- _Task prompt_
Gather each line of the entries below that includes "marker".

- _Material for this exercise_
** Begin **

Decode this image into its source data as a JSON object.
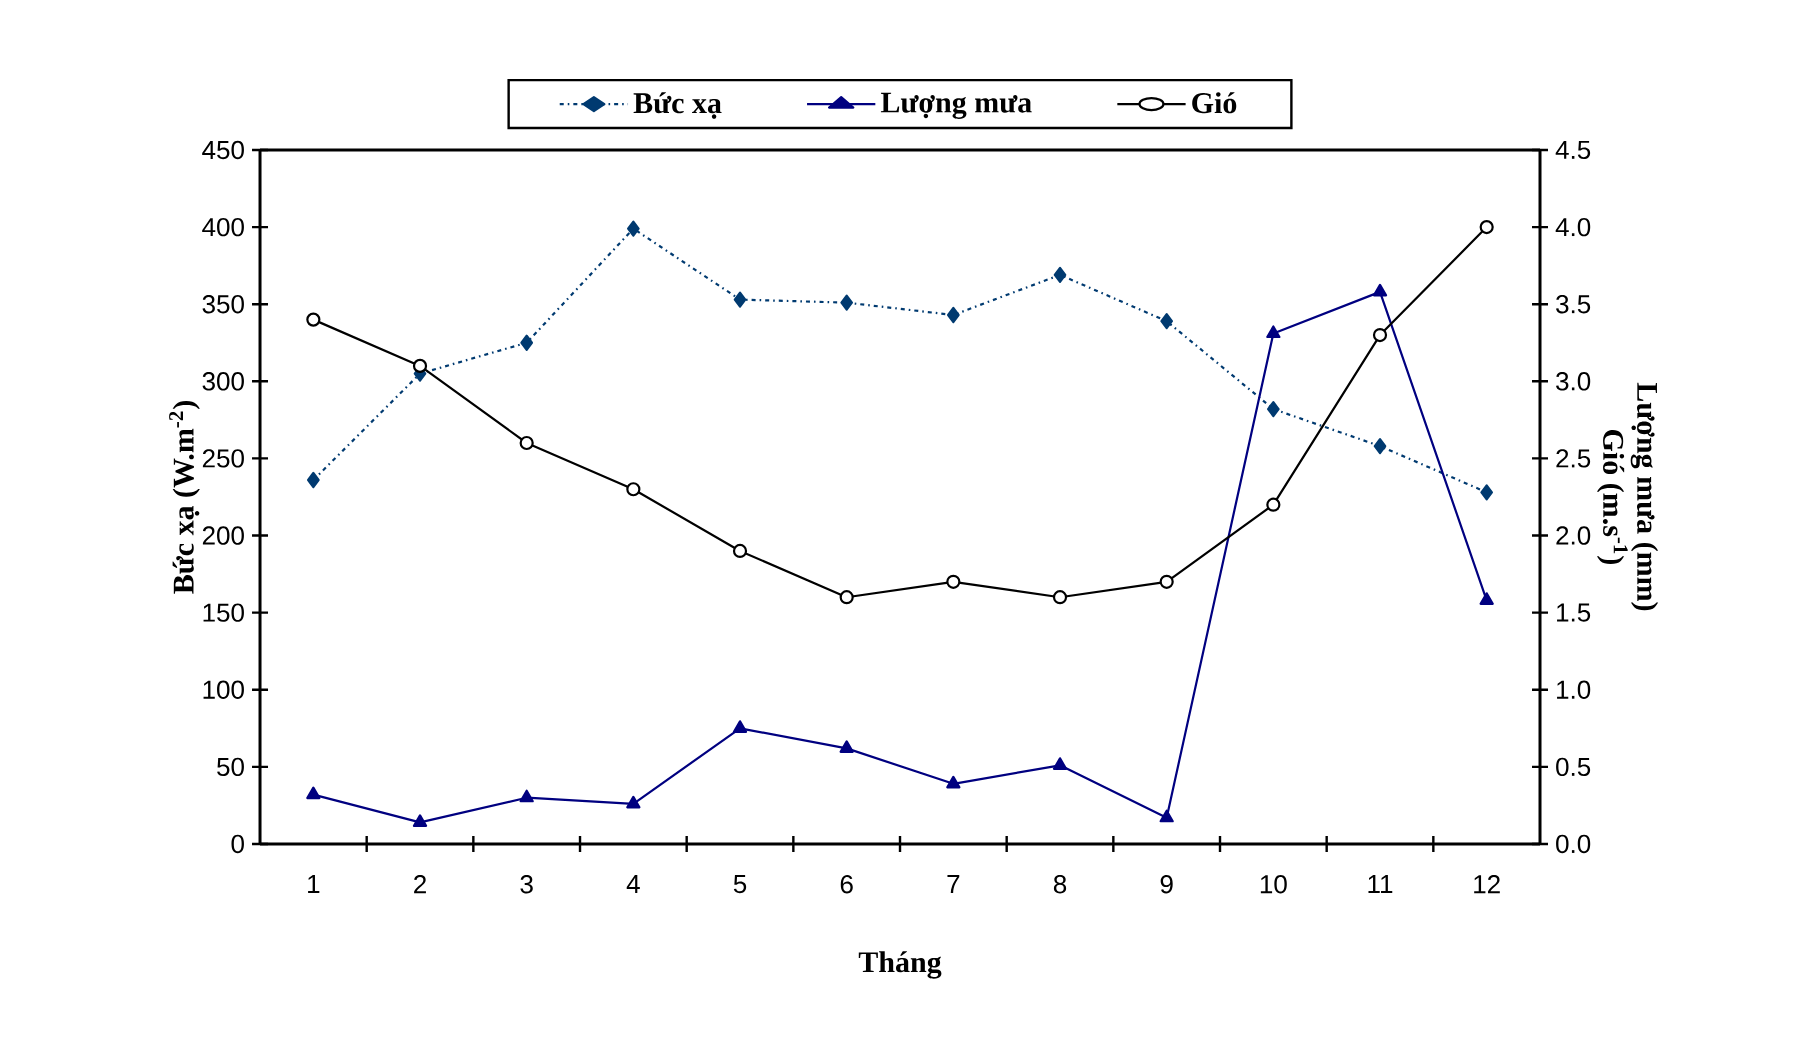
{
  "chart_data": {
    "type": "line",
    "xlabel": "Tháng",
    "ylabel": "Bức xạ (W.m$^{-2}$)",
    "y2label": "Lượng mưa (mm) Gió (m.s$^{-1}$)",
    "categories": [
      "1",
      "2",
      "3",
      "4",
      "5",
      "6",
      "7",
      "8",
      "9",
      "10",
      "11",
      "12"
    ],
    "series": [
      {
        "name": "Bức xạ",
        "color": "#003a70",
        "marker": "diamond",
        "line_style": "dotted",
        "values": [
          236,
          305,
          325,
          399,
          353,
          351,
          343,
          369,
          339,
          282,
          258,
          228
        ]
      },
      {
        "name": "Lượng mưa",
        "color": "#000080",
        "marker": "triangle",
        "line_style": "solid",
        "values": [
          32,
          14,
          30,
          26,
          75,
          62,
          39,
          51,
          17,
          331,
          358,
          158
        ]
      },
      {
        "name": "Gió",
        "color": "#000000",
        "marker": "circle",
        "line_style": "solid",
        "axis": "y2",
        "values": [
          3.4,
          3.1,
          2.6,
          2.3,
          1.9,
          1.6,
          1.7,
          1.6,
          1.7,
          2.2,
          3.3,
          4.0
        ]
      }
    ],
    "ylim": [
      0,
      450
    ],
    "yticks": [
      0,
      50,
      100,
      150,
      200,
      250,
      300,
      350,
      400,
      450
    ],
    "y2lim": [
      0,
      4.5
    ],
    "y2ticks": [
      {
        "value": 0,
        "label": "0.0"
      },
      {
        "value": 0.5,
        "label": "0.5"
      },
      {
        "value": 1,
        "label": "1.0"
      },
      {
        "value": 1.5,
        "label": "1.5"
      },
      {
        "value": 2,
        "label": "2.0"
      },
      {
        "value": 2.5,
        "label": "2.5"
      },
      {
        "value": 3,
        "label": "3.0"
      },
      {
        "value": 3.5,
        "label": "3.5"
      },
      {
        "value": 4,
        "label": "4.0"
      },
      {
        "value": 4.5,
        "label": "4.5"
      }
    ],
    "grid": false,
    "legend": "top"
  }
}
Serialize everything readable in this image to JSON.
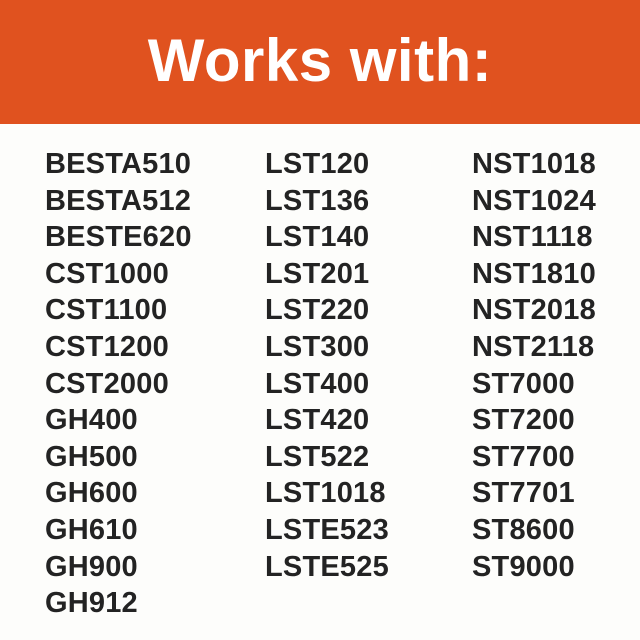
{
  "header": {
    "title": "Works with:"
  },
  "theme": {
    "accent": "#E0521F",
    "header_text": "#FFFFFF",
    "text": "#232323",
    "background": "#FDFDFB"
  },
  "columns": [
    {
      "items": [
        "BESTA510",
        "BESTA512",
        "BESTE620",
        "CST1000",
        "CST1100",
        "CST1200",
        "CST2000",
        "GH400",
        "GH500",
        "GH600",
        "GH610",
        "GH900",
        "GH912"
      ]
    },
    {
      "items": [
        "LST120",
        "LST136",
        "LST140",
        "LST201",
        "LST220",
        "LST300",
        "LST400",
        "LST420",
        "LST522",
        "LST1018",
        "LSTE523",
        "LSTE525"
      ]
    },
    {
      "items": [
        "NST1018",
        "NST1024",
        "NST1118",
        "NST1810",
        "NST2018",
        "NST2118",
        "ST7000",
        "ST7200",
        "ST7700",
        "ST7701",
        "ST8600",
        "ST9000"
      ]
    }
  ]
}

** End **

- _Solution to this task_
        "marker": "diamond",
        "marker": "triangle",
        "marker": "circle",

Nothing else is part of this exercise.